- [ITEMS]:
==============================
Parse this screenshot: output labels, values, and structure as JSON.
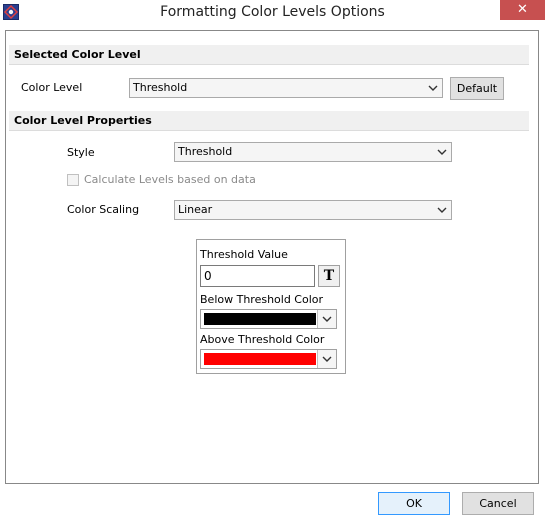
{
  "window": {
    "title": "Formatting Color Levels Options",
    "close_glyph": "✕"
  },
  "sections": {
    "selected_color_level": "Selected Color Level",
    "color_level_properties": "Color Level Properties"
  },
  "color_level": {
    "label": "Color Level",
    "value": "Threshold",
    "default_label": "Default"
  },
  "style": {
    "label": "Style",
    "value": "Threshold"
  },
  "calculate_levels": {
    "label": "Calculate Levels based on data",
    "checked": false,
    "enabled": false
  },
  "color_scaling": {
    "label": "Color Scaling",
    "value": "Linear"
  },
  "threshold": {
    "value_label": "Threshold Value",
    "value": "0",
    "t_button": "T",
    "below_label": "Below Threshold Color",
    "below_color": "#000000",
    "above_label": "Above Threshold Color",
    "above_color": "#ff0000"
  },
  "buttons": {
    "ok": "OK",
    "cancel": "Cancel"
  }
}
==============================
Leave the pictures out, and print every line of the listing exactly as written.

- [COMPLETED EXERCISE]:
Parse this screenshot: output labels, values, and structure as JSON.
{
  "window": {
    "title": "Formatting Color Levels Options",
    "close_glyph": "✕"
  },
  "sections": {
    "selected_color_level": "Selected Color Level",
    "color_level_properties": "Color Level Properties"
  },
  "color_level": {
    "label": "Color Level",
    "value": "Threshold",
    "default_label": "Default"
  },
  "style": {
    "label": "Style",
    "value": "Threshold"
  },
  "calculate_levels": {
    "label": "Calculate Levels based on data",
    "checked": false,
    "enabled": false
  },
  "color_scaling": {
    "label": "Color Scaling",
    "value": "Linear"
  },
  "threshold": {
    "value_label": "Threshold Value",
    "value": "0",
    "t_button": "T",
    "below_label": "Below Threshold Color",
    "below_color": "#000000",
    "above_label": "Above Threshold Color",
    "above_color": "#ff0000"
  },
  "buttons": {
    "ok": "OK",
    "cancel": "Cancel"
  }
}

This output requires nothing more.